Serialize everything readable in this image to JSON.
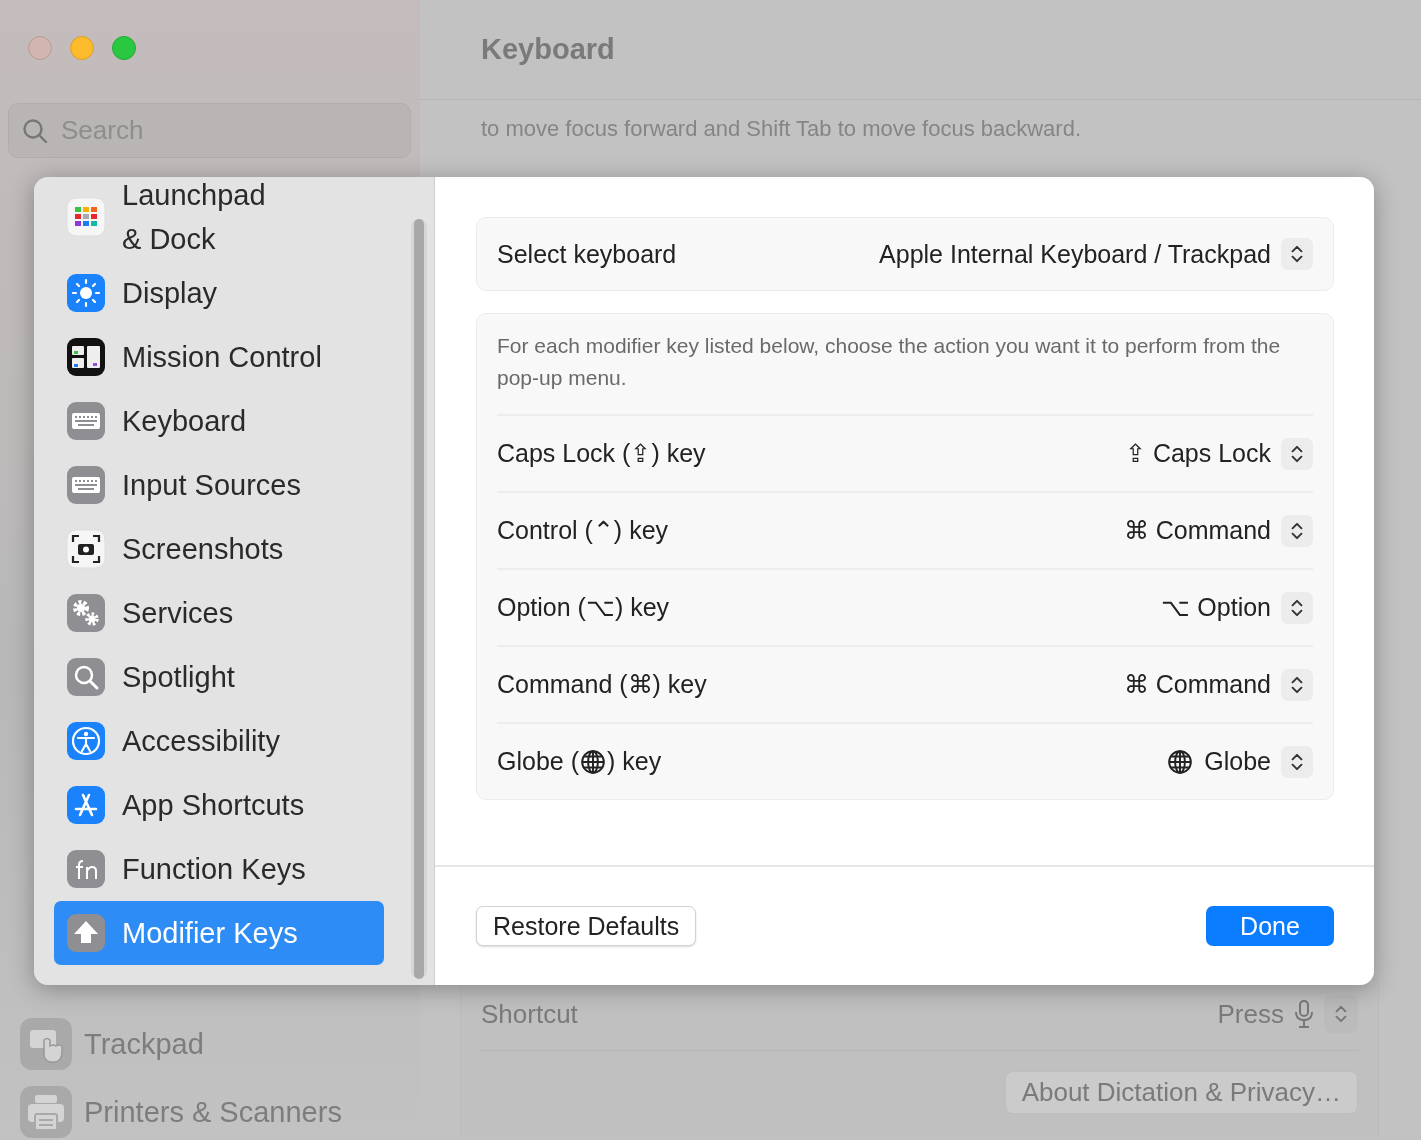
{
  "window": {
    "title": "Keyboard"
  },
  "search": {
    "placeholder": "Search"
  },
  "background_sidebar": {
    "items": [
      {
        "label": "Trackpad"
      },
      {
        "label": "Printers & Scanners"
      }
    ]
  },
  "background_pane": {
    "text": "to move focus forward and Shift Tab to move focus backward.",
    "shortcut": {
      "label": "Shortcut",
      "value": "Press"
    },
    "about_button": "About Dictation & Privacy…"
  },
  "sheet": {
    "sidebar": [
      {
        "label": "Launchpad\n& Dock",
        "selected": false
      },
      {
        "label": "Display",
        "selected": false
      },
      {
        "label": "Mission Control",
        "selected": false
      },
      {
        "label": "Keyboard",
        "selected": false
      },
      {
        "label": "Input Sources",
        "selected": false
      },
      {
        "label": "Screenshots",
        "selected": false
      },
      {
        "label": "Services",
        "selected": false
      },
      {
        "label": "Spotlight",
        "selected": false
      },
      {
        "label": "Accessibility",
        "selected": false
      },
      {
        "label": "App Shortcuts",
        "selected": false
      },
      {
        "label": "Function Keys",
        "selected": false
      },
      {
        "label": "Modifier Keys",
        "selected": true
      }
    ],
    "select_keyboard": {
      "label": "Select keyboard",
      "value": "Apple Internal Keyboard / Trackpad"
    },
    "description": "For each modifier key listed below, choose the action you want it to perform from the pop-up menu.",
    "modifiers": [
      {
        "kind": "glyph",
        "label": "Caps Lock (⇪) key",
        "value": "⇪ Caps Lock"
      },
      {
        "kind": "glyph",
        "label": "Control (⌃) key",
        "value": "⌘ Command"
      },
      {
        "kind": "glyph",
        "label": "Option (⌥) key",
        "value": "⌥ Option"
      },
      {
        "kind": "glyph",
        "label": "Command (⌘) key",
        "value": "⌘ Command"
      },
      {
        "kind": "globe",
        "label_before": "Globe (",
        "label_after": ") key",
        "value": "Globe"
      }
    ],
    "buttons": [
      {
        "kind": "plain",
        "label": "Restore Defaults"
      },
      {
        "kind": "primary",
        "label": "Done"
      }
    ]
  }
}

○ ○ ○ ○ ○

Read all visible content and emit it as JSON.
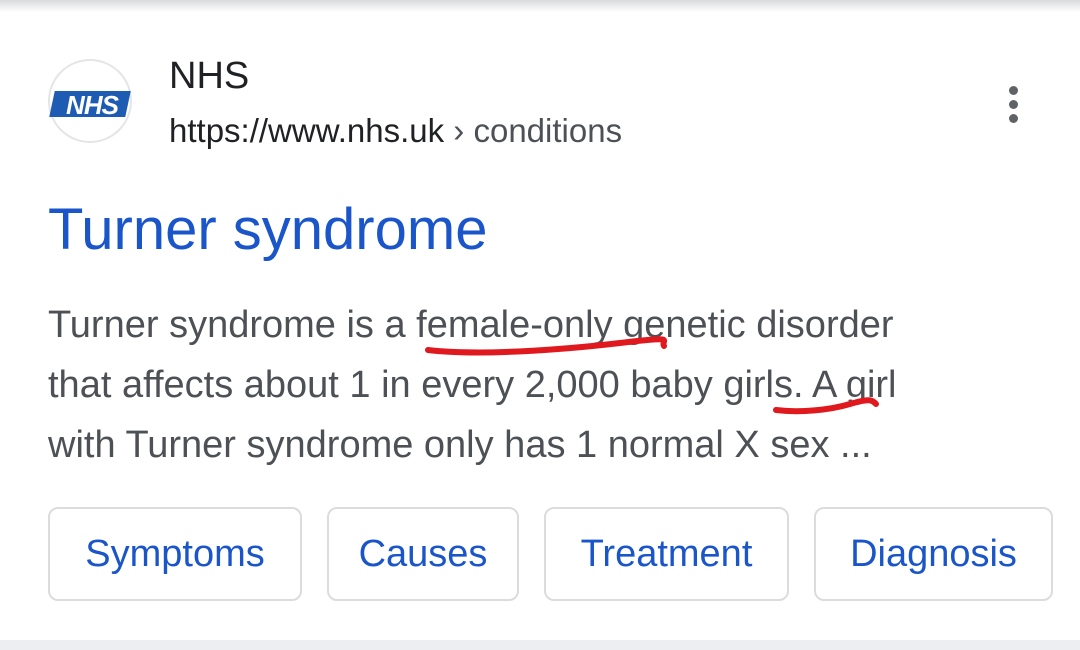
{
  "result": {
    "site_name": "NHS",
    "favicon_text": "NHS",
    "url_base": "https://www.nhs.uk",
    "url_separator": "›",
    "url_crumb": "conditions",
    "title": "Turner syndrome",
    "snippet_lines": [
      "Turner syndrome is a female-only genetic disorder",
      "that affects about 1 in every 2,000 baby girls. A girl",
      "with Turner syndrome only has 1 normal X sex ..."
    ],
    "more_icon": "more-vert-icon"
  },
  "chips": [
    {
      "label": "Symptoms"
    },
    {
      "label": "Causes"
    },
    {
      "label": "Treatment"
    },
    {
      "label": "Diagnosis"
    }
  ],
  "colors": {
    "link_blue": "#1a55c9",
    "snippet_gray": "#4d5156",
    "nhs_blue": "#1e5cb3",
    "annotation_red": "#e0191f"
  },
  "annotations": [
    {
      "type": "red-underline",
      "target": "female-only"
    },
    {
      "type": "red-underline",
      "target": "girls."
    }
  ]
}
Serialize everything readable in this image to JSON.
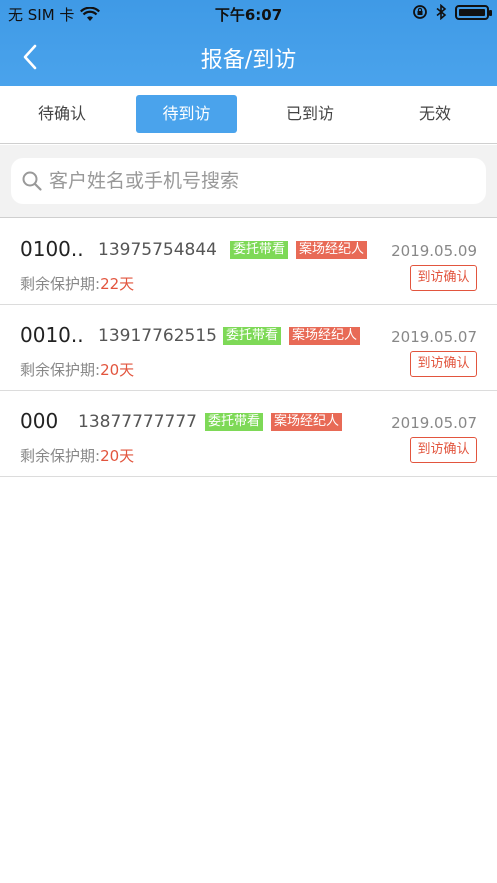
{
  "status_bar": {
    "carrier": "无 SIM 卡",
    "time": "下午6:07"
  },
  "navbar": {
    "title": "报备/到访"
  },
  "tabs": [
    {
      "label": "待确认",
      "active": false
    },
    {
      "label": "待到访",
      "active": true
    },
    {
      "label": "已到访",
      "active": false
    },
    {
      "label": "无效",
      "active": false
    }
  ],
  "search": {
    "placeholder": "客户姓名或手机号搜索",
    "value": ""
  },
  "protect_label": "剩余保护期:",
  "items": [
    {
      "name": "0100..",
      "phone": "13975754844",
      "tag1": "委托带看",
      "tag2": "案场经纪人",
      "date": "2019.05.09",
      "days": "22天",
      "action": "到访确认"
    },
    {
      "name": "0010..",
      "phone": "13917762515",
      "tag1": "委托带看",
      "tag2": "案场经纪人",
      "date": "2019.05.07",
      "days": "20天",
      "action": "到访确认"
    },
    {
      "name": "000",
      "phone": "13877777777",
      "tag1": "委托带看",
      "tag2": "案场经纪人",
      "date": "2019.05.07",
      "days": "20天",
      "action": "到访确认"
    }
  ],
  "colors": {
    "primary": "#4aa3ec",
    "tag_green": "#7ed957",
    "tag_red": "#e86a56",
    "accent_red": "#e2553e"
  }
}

○ ○ ○ ○ ○

Which lines hold the word "title"? Copy each of them from the records.

*WRITTEN RESPONSE*.
    "title": "Keyboard"
    "title": "Turner syndrome",
    "title": "报备/到访"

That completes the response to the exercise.